* Exercise goal
Restate the entries word for word, omitting nothing.

* Data provided

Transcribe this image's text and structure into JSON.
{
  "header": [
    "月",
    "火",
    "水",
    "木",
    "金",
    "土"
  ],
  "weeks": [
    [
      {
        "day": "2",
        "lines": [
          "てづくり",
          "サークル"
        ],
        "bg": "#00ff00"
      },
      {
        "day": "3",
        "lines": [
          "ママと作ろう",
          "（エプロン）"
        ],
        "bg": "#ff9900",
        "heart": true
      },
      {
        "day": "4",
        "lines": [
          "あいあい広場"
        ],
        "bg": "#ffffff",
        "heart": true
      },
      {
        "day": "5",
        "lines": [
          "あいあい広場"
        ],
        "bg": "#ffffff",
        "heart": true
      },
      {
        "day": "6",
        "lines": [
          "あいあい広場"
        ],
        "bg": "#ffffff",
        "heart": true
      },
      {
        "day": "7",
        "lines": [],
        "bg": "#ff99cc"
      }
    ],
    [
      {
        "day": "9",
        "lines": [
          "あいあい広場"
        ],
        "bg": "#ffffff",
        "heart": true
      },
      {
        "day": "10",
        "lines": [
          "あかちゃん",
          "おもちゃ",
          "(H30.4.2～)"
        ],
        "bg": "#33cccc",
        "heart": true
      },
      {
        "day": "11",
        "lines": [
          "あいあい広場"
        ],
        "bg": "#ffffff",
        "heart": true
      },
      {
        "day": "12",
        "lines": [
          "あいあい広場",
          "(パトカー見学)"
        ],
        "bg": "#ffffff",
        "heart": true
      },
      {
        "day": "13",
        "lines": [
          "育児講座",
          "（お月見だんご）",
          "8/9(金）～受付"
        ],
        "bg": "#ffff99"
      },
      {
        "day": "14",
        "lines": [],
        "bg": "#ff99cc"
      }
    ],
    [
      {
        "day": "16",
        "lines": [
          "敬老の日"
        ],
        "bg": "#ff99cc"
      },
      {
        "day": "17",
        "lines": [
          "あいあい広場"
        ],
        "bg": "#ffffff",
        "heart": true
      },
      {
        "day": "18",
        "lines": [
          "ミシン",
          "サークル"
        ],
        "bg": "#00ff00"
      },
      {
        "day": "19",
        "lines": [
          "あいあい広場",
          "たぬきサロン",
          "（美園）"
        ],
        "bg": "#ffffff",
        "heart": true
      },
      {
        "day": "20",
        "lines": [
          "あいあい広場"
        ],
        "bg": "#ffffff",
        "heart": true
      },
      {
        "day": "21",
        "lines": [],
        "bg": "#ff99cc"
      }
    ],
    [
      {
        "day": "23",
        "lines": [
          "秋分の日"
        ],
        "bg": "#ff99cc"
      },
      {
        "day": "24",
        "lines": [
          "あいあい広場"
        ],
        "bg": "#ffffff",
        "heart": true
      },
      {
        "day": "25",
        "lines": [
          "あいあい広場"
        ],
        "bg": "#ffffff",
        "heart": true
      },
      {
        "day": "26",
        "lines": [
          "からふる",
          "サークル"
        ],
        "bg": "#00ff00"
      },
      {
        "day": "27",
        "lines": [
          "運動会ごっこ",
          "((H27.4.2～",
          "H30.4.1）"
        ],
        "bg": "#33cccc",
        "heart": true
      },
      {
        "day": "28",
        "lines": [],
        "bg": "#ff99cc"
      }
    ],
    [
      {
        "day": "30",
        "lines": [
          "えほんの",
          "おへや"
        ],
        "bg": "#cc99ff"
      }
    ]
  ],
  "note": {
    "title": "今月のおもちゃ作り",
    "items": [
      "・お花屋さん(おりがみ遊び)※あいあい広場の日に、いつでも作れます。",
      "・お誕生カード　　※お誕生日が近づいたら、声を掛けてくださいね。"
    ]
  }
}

* Finished answer
Transcribe this image's text and structure into JSON.
{
  "header": [
    "月",
    "火",
    "水",
    "木",
    "金",
    "土"
  ],
  "weeks": [
    [
      {
        "day": "2",
        "lines": [
          "てづくり",
          "サークル"
        ],
        "bg": "#00ff00"
      },
      {
        "day": "3",
        "lines": [
          "ママと作ろう",
          "（エプロン）"
        ],
        "bg": "#ff9900",
        "heart": true
      },
      {
        "day": "4",
        "lines": [
          "あいあい広場"
        ],
        "bg": "#ffffff",
        "heart": true
      },
      {
        "day": "5",
        "lines": [
          "あいあい広場"
        ],
        "bg": "#ffffff",
        "heart": true
      },
      {
        "day": "6",
        "lines": [
          "あいあい広場"
        ],
        "bg": "#ffffff",
        "heart": true
      },
      {
        "day": "7",
        "lines": [],
        "bg": "#ff99cc"
      }
    ],
    [
      {
        "day": "9",
        "lines": [
          "あいあい広場"
        ],
        "bg": "#ffffff",
        "heart": true
      },
      {
        "day": "10",
        "lines": [
          "あかちゃん",
          "おもちゃ",
          "(H30.4.2～)"
        ],
        "bg": "#33cccc",
        "heart": true
      },
      {
        "day": "11",
        "lines": [
          "あいあい広場"
        ],
        "bg": "#ffffff",
        "heart": true
      },
      {
        "day": "12",
        "lines": [
          "あいあい広場",
          "(パトカー見学)"
        ],
        "bg": "#ffffff",
        "heart": true
      },
      {
        "day": "13",
        "lines": [
          "育児講座",
          "（お月見だんご）",
          "8/9(金）～受付"
        ],
        "bg": "#ffff99"
      },
      {
        "day": "14",
        "lines": [],
        "bg": "#ff99cc"
      }
    ],
    [
      {
        "day": "16",
        "lines": [
          "敬老の日"
        ],
        "bg": "#ff99cc"
      },
      {
        "day": "17",
        "lines": [
          "あいあい広場"
        ],
        "bg": "#ffffff",
        "heart": true
      },
      {
        "day": "18",
        "lines": [
          "ミシン",
          "サークル"
        ],
        "bg": "#00ff00"
      },
      {
        "day": "19",
        "lines": [
          "あいあい広場",
          "たぬきサロン",
          "（美園）"
        ],
        "bg": "#ffffff",
        "heart": true
      },
      {
        "day": "20",
        "lines": [
          "あいあい広場"
        ],
        "bg": "#ffffff",
        "heart": true
      },
      {
        "day": "21",
        "lines": [],
        "bg": "#ff99cc"
      }
    ],
    [
      {
        "day": "23",
        "lines": [
          "秋分の日"
        ],
        "bg": "#ff99cc"
      },
      {
        "day": "24",
        "lines": [
          "あいあい広場"
        ],
        "bg": "#ffffff",
        "heart": true
      },
      {
        "day": "25",
        "lines": [
          "あいあい広場"
        ],
        "bg": "#ffffff",
        "heart": true
      },
      {
        "day": "26",
        "lines": [
          "からふる",
          "サークル"
        ],
        "bg": "#00ff00"
      },
      {
        "day": "27",
        "lines": [
          "運動会ごっこ",
          "((H27.4.2～",
          "H30.4.1）"
        ],
        "bg": "#33cccc",
        "heart": true
      },
      {
        "day": "28",
        "lines": [],
        "bg": "#ff99cc"
      }
    ],
    [
      {
        "day": "30",
        "lines": [
          "えほんの",
          "おへや"
        ],
        "bg": "#cc99ff"
      }
    ]
  ],
  "note": {
    "title": "今月のおもちゃ作り",
    "items": [
      "・お花屋さん(おりがみ遊び)※あいあい広場の日に、いつでも作れます。",
      "・お誕生カード　　※お誕生日が近づいたら、声を掛けてくださいね。"
    ]
  }
}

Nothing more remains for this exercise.